[Lines of data]
________________________________________

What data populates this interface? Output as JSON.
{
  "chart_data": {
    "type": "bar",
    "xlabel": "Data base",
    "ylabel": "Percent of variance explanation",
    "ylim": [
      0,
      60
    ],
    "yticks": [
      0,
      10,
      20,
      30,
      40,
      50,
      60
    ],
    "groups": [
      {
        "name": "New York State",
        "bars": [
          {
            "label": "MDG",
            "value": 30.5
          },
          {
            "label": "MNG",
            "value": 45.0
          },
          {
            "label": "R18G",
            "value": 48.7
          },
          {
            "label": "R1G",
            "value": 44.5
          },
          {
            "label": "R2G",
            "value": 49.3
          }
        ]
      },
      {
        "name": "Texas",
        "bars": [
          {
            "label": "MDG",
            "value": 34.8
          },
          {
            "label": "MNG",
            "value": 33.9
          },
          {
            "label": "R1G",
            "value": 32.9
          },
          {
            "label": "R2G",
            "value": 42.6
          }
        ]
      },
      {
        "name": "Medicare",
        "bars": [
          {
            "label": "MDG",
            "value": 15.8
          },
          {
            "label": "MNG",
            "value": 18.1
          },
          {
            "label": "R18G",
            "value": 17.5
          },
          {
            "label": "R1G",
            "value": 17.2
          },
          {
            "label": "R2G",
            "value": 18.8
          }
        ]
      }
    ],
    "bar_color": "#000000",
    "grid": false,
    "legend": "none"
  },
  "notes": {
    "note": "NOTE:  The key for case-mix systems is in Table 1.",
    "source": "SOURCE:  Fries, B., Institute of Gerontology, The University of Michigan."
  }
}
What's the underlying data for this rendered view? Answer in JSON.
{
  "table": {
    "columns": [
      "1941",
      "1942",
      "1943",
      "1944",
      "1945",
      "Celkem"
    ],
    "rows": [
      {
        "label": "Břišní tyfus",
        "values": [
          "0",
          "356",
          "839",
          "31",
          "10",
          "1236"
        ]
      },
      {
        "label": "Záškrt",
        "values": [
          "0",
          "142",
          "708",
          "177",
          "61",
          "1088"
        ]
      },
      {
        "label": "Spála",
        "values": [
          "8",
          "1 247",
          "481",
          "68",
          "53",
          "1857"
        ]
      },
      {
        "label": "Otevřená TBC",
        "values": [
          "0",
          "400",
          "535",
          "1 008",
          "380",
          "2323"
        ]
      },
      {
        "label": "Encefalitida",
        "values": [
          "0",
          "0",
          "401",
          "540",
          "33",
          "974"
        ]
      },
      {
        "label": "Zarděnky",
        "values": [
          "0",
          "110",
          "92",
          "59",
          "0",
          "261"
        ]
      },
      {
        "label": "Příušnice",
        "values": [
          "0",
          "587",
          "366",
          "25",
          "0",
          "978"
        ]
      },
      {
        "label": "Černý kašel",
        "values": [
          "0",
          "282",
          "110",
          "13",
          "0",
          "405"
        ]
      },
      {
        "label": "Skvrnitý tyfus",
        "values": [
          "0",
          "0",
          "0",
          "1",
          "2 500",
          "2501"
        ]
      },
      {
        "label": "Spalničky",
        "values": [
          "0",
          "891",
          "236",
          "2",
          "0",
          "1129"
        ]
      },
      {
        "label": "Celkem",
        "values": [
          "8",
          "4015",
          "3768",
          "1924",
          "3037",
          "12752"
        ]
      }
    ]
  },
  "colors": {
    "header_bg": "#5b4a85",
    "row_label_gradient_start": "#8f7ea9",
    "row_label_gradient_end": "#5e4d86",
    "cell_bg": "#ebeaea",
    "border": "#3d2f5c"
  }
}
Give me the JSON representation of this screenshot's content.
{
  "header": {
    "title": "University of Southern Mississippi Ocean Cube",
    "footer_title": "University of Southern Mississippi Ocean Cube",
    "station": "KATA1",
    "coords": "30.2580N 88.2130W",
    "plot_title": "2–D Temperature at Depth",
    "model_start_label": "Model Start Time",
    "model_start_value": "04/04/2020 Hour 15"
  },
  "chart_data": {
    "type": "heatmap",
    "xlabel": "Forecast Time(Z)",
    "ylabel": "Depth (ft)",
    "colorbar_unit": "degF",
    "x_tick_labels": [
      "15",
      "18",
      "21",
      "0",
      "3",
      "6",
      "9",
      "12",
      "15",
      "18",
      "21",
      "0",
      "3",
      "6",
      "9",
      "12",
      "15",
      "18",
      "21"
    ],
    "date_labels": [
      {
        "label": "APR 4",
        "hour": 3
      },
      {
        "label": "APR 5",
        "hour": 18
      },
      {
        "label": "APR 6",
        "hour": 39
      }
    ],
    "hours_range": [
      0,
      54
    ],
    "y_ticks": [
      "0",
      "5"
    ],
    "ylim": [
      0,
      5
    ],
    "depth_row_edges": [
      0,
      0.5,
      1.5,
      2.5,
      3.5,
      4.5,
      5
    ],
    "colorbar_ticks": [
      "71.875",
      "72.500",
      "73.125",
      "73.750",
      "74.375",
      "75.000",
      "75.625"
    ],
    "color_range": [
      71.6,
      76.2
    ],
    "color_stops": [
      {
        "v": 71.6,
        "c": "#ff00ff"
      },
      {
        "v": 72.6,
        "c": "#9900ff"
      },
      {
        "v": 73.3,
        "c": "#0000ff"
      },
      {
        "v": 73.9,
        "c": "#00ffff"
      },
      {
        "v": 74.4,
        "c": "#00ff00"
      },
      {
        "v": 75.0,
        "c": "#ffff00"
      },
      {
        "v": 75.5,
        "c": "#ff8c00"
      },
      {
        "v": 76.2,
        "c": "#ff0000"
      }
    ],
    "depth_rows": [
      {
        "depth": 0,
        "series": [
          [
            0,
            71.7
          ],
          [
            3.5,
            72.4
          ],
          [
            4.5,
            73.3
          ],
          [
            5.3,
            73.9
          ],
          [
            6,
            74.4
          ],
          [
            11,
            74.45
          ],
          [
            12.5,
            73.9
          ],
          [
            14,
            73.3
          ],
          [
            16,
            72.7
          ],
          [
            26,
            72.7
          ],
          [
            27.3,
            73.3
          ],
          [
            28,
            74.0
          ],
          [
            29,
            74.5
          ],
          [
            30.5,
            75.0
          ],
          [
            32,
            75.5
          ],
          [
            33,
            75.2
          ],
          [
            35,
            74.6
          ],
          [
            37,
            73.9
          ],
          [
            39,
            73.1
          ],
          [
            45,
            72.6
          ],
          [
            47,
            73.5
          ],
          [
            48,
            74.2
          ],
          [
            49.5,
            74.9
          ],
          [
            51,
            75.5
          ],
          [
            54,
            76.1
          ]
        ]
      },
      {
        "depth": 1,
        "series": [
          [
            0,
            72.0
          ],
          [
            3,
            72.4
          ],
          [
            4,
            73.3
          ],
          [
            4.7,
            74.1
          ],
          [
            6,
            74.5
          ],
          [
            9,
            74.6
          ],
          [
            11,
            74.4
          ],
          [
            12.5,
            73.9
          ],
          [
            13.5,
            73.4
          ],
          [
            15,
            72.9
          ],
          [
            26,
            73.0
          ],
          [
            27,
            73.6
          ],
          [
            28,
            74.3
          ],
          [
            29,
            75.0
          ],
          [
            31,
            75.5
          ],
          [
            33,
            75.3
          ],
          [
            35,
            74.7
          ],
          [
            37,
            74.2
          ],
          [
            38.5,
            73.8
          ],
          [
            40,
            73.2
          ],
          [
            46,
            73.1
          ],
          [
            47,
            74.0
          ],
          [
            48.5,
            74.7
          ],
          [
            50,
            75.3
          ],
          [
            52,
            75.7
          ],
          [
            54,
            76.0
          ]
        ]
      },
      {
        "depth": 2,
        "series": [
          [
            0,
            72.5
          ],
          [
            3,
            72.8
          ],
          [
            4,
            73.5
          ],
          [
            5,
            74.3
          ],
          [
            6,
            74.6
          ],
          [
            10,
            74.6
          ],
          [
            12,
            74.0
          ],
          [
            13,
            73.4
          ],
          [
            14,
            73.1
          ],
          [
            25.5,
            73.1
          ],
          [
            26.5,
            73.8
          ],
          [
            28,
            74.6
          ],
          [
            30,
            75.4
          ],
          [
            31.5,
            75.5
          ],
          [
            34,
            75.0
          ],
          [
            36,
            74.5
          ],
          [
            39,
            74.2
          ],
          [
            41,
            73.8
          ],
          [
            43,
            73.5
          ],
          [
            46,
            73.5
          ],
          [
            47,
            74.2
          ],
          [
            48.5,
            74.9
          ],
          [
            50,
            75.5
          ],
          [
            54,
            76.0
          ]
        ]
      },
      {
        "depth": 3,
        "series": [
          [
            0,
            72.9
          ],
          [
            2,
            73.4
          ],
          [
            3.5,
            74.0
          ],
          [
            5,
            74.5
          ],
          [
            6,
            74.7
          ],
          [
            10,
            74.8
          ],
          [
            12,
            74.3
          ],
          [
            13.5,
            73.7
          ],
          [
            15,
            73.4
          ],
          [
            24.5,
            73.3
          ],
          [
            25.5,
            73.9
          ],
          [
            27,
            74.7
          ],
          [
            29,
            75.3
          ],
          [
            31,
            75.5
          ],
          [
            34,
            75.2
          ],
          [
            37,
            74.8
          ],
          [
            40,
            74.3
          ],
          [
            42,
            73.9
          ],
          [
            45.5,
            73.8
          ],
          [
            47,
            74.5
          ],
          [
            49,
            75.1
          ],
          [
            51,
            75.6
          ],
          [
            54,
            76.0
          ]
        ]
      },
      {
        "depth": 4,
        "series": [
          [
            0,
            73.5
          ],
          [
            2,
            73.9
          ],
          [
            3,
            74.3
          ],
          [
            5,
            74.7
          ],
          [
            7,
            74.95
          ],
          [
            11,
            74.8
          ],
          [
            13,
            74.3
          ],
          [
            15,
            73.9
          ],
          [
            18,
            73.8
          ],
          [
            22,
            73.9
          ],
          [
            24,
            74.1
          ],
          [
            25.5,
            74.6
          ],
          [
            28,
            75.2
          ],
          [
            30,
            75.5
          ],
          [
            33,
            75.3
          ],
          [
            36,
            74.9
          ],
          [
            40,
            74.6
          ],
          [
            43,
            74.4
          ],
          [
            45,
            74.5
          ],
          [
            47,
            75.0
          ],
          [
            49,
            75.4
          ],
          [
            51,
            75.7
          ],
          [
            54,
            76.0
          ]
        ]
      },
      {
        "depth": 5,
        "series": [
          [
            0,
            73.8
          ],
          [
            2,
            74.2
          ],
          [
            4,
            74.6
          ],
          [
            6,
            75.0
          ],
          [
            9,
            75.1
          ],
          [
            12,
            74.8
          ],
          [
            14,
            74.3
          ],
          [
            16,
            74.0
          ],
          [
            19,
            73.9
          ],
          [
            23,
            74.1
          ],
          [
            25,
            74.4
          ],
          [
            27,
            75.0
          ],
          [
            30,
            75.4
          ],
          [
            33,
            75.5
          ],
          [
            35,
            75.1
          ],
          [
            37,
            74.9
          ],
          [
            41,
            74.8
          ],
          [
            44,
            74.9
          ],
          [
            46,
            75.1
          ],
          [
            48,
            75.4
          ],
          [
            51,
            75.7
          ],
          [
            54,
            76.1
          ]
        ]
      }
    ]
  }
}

________________________________________

Written request -> Copy out every line in the listing where the word "Southern" appears.

Completed task ->
    "title": "University of Southern Mississippi Ocean Cube",
    "footer_title": "University of Southern Mississippi Ocean Cube",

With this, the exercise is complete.